| Written request |
Every line below that holds the string "ACEs" should be copied out.

| Supplied records |
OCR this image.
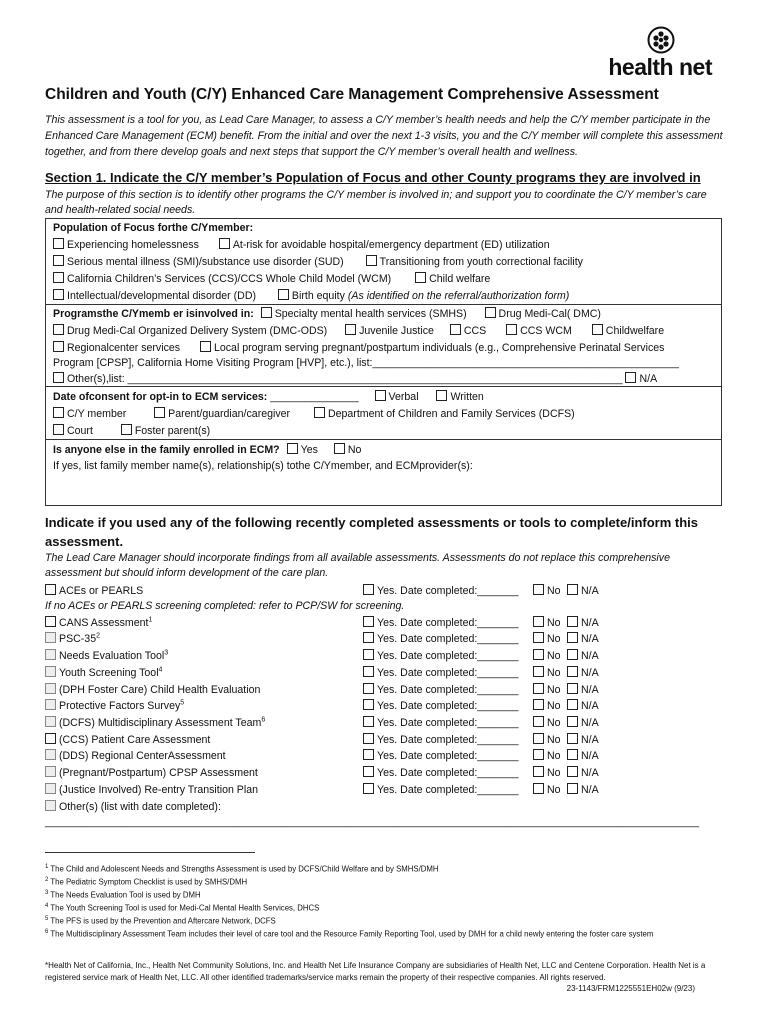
health net
Children and Youth (C/Y) Enhanced Care Management Comprehensive Assessment
This assessment is a tool for you, as Lead Care Manager, to assess a C/Y member’s health needs and help the C/Y member participate in the Enhanced Care Management (ECM) benefit. From the initial and over the next 1-3 visits, you and the C/Y member will complete this assessment together, and from there develop goals and next steps that support the C/Y member’s overall health and wellness.
Section 1. Indicate the C/Y member’s Population of Focus and other County programs they are involved in
The purpose of this section is to identify other programs the C/Y member is involved in; and support you to coordinate the C/Y member’s care and health-related social needs.
Population of Focus forthe C/Ymember:
Experiencing homelessness	At-risk for avoidable hospital/emergency department (ED) utilization
Serious mental illness (SMI)/substance use disorder (SUD)	Transitioning from youth correctional facility
California Children’s Services (CCS)/CCS Whole Child Model (WCM)	Child welfare
Intellectual/developmental disorder (DD)	Birth equity (As identified on the referral/authorization form)
Programsthe C/Ymemb er isinvolved in: Specialty mental health services (SMHS)	Drug Medi-Cal( DMC)
Drug Medi-Cal Organized Delivery System (DMC-ODS)	Juvenile Justice	CCS	CCS WCM	Childwelfare
Regionalcenter services	Local program serving pregnant/postpartum individuals (e.g., Comprehensive Perinatal Services
Program [CPSP], California Home Visiting Program [HVP], etc.), list:____________________________________________________
Other(s),list: ____________________________________________________________________________________ N/A
Date ofconsent for opt-in to ECM services: _______________	Verbal	Written
C/Y member	Parent/guardian/caregiver	Department of Children and Family Services (DCFS)
Court	Foster parent(s)
Is anyone else in the family enrolled in ECM? Yes	No
If yes, list family member name(s), relationship(s) tothe C/Ymember, and ECMprovider(s):
Indicate if you used any of the following recently completed assessments or tools to complete/inform this assessment.
The Lead Care Manager should incorporate findings from all available assessments. Assessments do not replace this comprehensive assessment but should inform development of the care plan.
ACEs or PEARLS	Yes. Date completed:_______	No	N/A
CANS Assessment$^1$	Yes. Date completed:_______	No	N/A
PSC-$35^2$	Yes. Date completed:_______	No	N/A
Needs Evaluation Tool$^3$	Yes. Date completed:_______	No	N/A
Youth Screening Tool$^4$	Yes. Date completed:_______	No	N/A
(DPH Foster Care) Child Health Evaluation	Yes. Date completed:_______	No	N/A
Protective Factors Survey$^5$	Yes. Date completed:_______	No	N/A
(DCFS) Multidisciplinary Assessment Team$^6$	Yes. Date completed:_______	No	N/A
(CCS) Patient Care Assessment	Yes. Date completed:_______	No	N/A
(DDS) Regional CenterAssessment	Yes. Date completed:_______	No	N/A
(Pregnant/Postpartum) CPSP Assessment	Yes. Date completed:_______	No	N/A
(Justice Involved) Re-entry Transition Plan	Yes. Date completed:_______	No	N/A
If no ACEs or PEARLS screening completed: refer to PCP/SW for screening.
Other(s) (list with date completed):
_______________________________________________________________________________________________________________
$^1$ The Child and Adolescent Needs and Strengths Assessment is used by DCFS/Child Welfare and by SMHS/DMH
$^2$ The Pediatric Symptom Checklist is used by SMHS/DMH
$^3$ The Needs Evaluation Tool is used by DMH
$^4$ The Youth Screening Tool is used for Medi-Cal Mental Health Services, DHCS
$^5$ The PFS is used by the Prevention and Aftercare Network, DCFS
$^6$ The Multidisciplinary Assessment Team includes their level of care tool and the Resource Family Reporting Tool, used by DMH for a child newly entering the foster care system
*Health Net of California, Inc., Health Net Community Solutions, Inc. and Health Net Life Insurance Company are subsidiaries of Health Net, LLC and Centene Corporation. Health Net is a registered service mark of Health Net, LLC. All other identified trademarks/service marks remain the property of their respective companies. All rights reserved.
23-1143/FRM1225551EH02w (9/23)
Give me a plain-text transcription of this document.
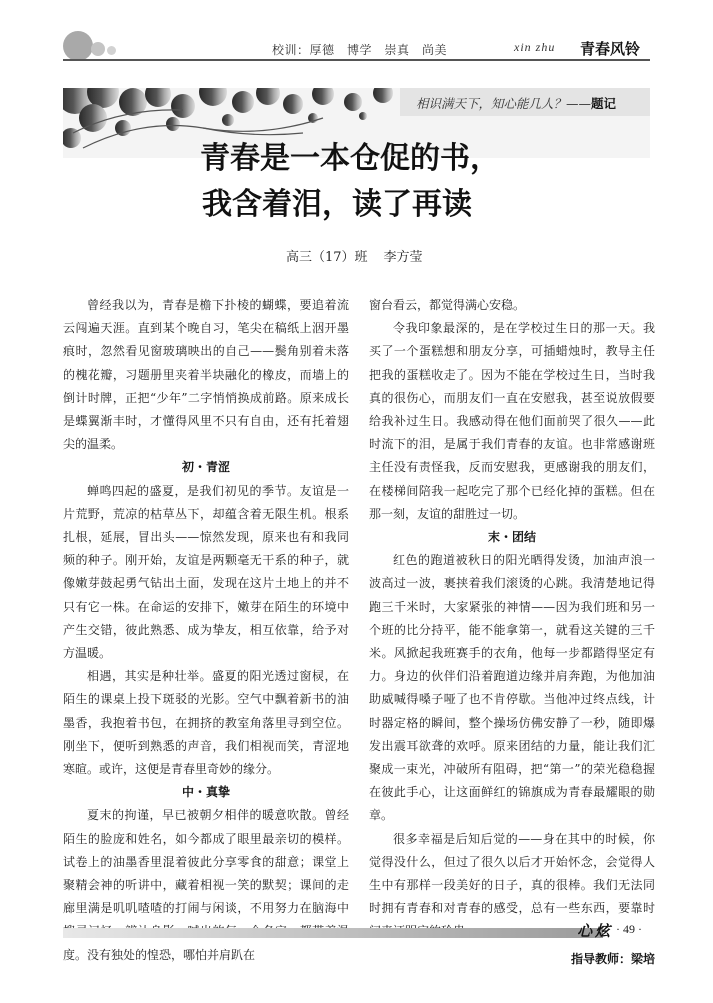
校训：厚德　博学　崇真　尚美	xin zhu 青春风铃
相识满天下，知心能几人？——题记
青春是一本仓促的书，
我含着泪，读了再读
高三（17）班 李方莹

曾经我以为，青春是檐下扑棱的蝴蝶，要追着流云闯遍天涯。直到某个晚自习，笔尖在稿纸上洇开墨痕时，忽然看见窗玻璃映出的自己——鬓角别着未落的槐花瓣，习题册里夹着半块融化的橡皮，而墙上的倒计时牌，正把“少年”二字悄悄换成前路。原来成长是蝶翼渐丰时，才懂得风里不只有自由，还有托着翅尖的温柔。

初・青涩

蝉鸣四起的盛夏，是我们初见的季节。友谊是一片荒野，荒凉的枯草丛下，却蕴含着无限生机。根系扎根，延展，冒出头——惊然发现，原来也有和我同频的种子。刚开始，友谊是两颗毫无干系的种子，就像嫩芽鼓起勇气钻出土面，发现在这片土地上的并不只有它一株。在命运的安排下，嫩芽在陌生的环境中产生交错，彼此熟悉、成为挚友，相互依靠，给予对方温暖。

相遇，其实是种壮举。盛夏的阳光透过窗棂，在陌生的课桌上投下斑驳的光影。空气中飘着新书的油墨香，我抱着书包，在拥挤的教室角落里寻到空位。刚坐下，便听到熟悉的声音，我们相视而笑，青涩地寒暄。或许，这便是青春里奇妙的缘分。

中・真挚

夏末的拘谨，早已被朝夕相伴的暖意吹散。曾经陌生的脸庞和姓名，如今都成了眼里最亲切的模样。试卷上的油墨香里混着彼此分享零食的甜意；课堂上聚精会神的听讲中，藏着相视一笑的默契；课间的走廊里满是叽叽喳喳的打闹与闲谈，不用努力在脑海中 度。没有独处的惶恐，哪怕并肩趴在

窗台看云，都觉得满心安稳。

令我印象最深的，是在学校过生日的那一天。我买了一个蛋糕想和朋友分享，可插蜡烛时，教导主任把我的蛋糕收走了。因为不能在学校过生日，当时我真的很伤心，而朋友们一直在安慰我，甚至说放假要给我补过生日。我感动得在他们面前哭了很久——此时流下的泪，是属于我们青春的友谊。也非常感谢班主任没有责怪我，反而安慰我，更感谢我的朋友们，在楼梯间陪我一起吃完了那个已经化掉的蛋糕。但在那一刻，友谊的甜胜过一切。

末・团结

红色的跑道被秋日的阳光晒得发烫，加油声浪一波高过一波，裹挟着我们滚烫的心跳。我清楚地记得跑三千米时，大家紧张的神情——因为我们班和另一个班的比分持平，能不能拿第一，就看这关键的三千米。风掀起我班赛手的衣角，他每一步都踏得坚定有力。身边的伙伴们沿着跑道边缘并肩奔跑，为他加油助威喊得嗓子哑了也不肯停歇。当他冲过终点线，计时器定格的瞬间，整个操场仿佛安静了一秒，随即爆发出震耳欲聋的欢呼。原来团结的力量，能让我们汇聚成一束光，冲破所有阻碍，把“第一”的荣光稳稳握在彼此手心，让这面鲜红的锦旗成为青春最耀眼的勋章。

很多幸福是后知后觉的——身在其中的时候，你觉得没什么，但过了很久以后才开始怀念，会觉得人生中有那样一段美好的日子，真的很棒。我们无法同时拥有青春和对青春的感受，总有一些东西，要靠时

指导教师：梁培
心炫 · 49 ·
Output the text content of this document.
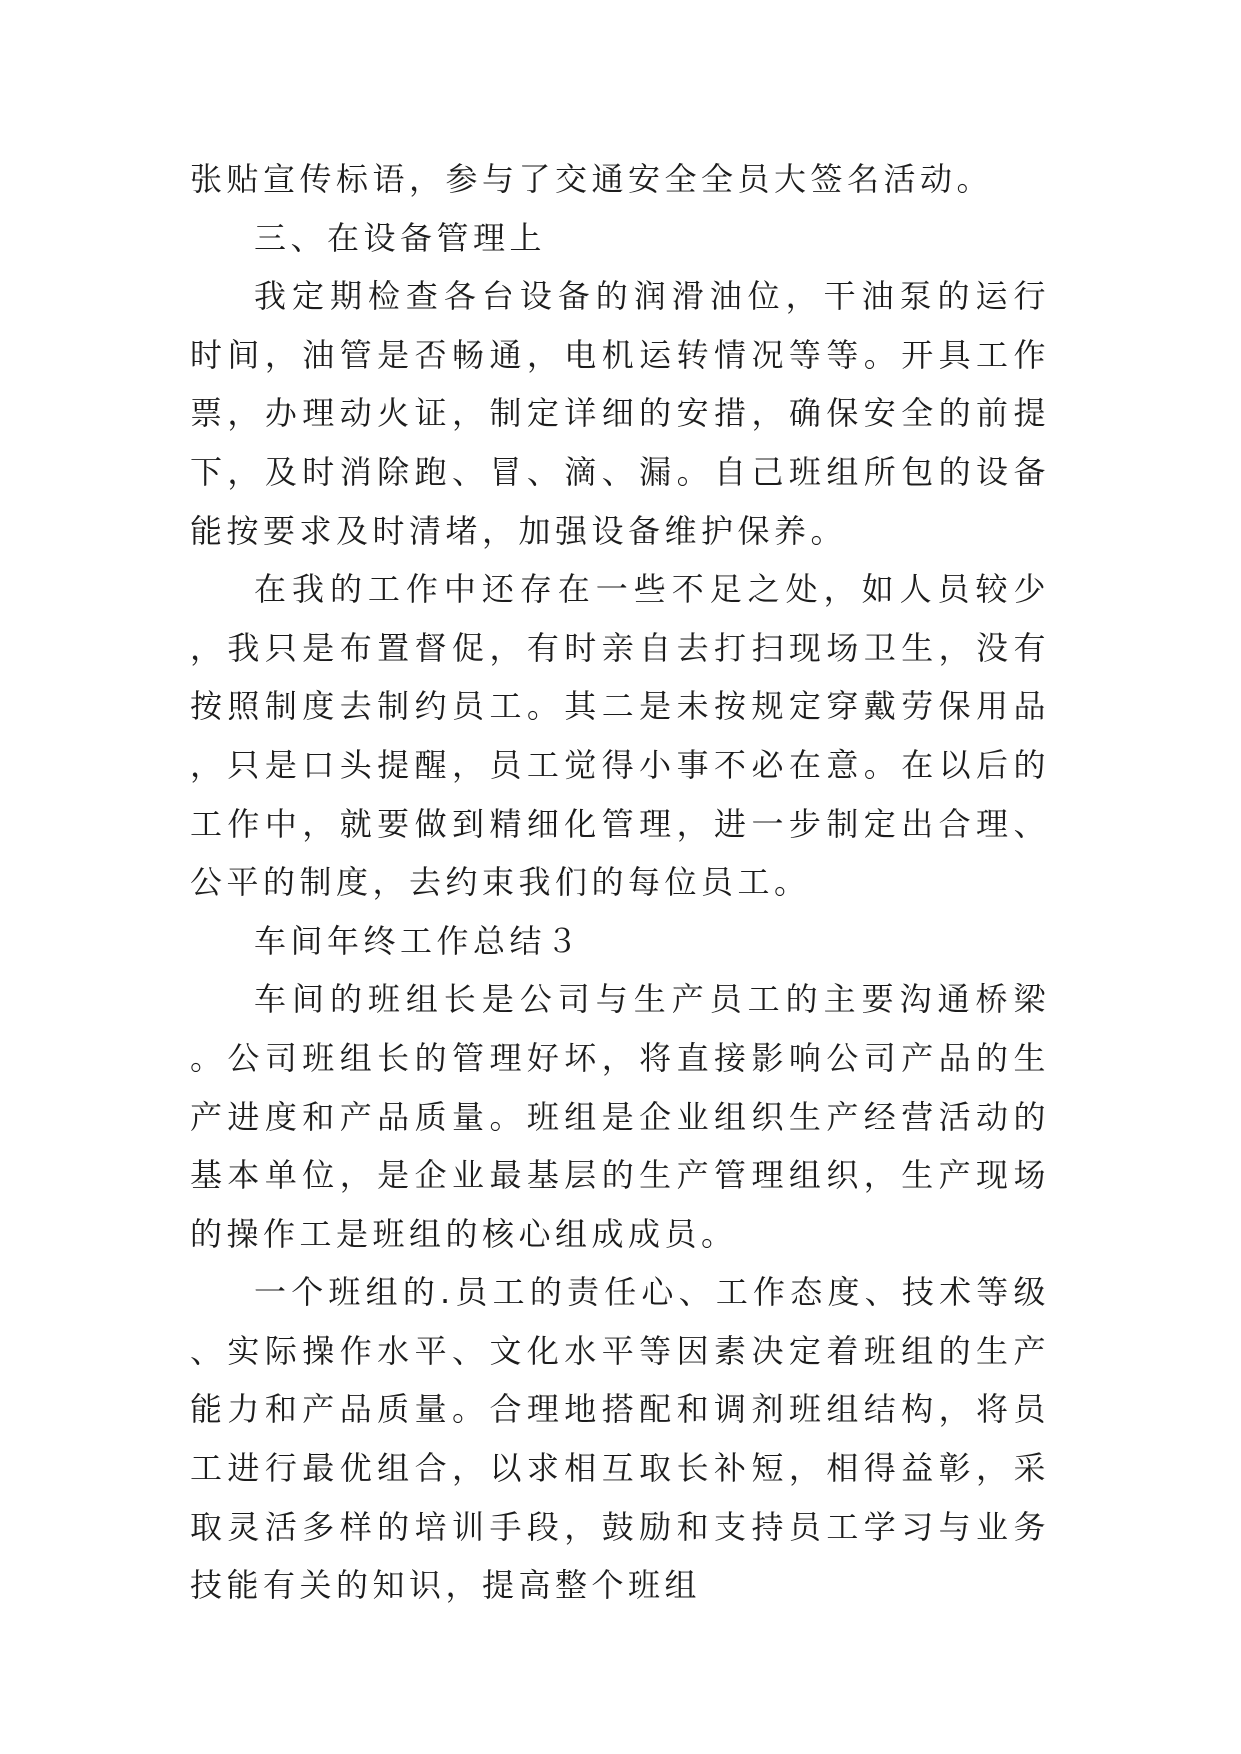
张贴宣传标语，参与了交通安全全员大签名活动。

三、在设备管理上

我定期检查各台设备的润滑油位，干油泵的运行时间，油管是否畅通，电机运转情况等等。开具工作票，办理动火证，制定详细的安措，确保安全的前提下，及时消除跑、冒、滴、漏。自己班组所包的设备能按要求及时清堵，加强设备维护保养。

在我的工作中还存在一些不足之处，如人员较少，我只是布置督促，有时亲自去打扫现场卫生，没有按照制度去制约员工。其二是未按规定穿戴劳保用品，只是口头提醒，员工觉得小事不必在意。在以后的工作中，就要做到精细化管理，进一步制定出合理、公平的制度，去约束我们的每位员工。

车间年终工作总结３

车间的班组长是公司与生产员工的主要沟通桥梁。公司班组长的管理好坏，将直接影响公司产品的生产进度和产品质量。班组是企业组织生产经营活动的基本单位，是企业最基层的生产管理组织，生产现场的操作工是班组的核心组成成员。

一个班组的.员工的责任心、工作态度、技术等级、实际操作水平、文化水平等因素决定着班组的生产能力和产品质量。合理地搭配和调剂班组结构，将员工进行最优组合，以求相互取长补短，相得益彰，采取灵活多样的培训手段，鼓励和支持员工学习与业务技能有关的知识，提高整个班组
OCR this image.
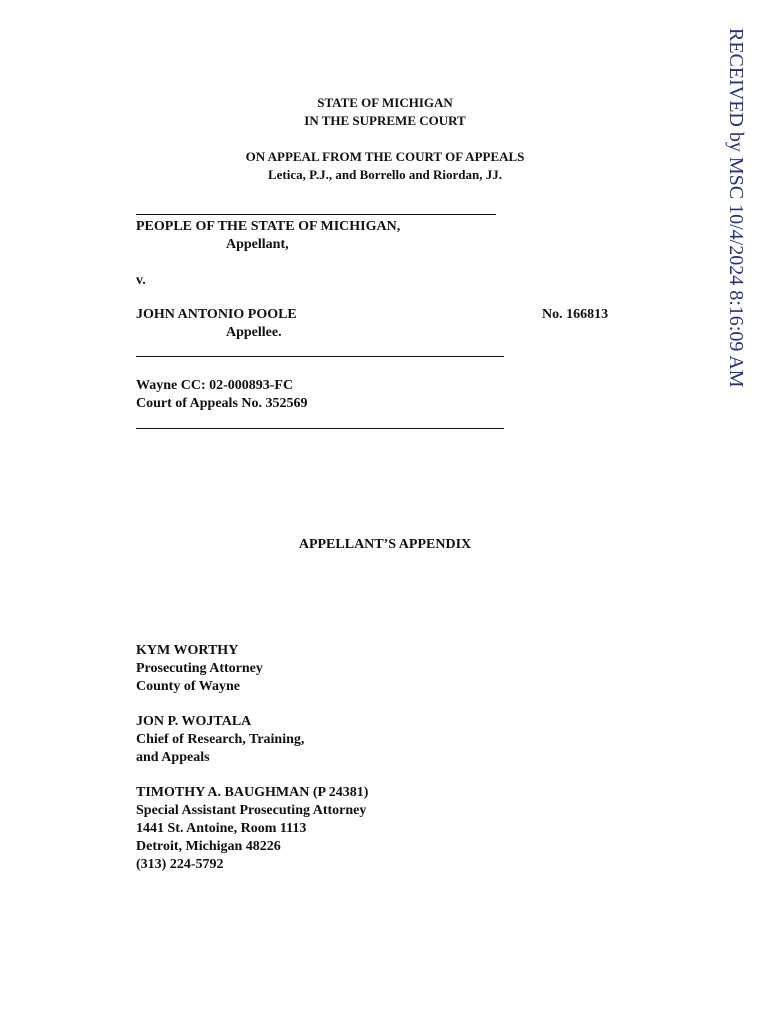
RECEIVED by MSC 10/4/2024 8:16:09 AM
STATE OF MICHIGAN
IN THE SUPREME COURT
ON APPEAL FROM THE COURT OF APPEALS
Letica, P.J., and Borrello and Riordan, JJ.
PEOPLE OF THE STATE OF MICHIGAN,
Appellant,
v.
JOHN ANTONIO POOLE	No. 166813
Appellee.
Wayne CC: 02-000893-FC
Court of Appeals No. 352569
APPELLANT’S APPENDIX
KYM WORTHY
Prosecuting Attorney
County of Wayne
JON P. WOJTALA
Chief of Research, Training,
and Appeals
TIMOTHY A. BAUGHMAN (P 24381)
Special Assistant Prosecuting Attorney
1441 St. Antoine, Room 1113
Detroit, Michigan 48226
(313) 224-5792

| Finished task |
ACEs or PEARLS	Yes. Date completed:_______	No	N/A
If no ACEs or PEARLS screening completed: refer to PCP/SW for screening.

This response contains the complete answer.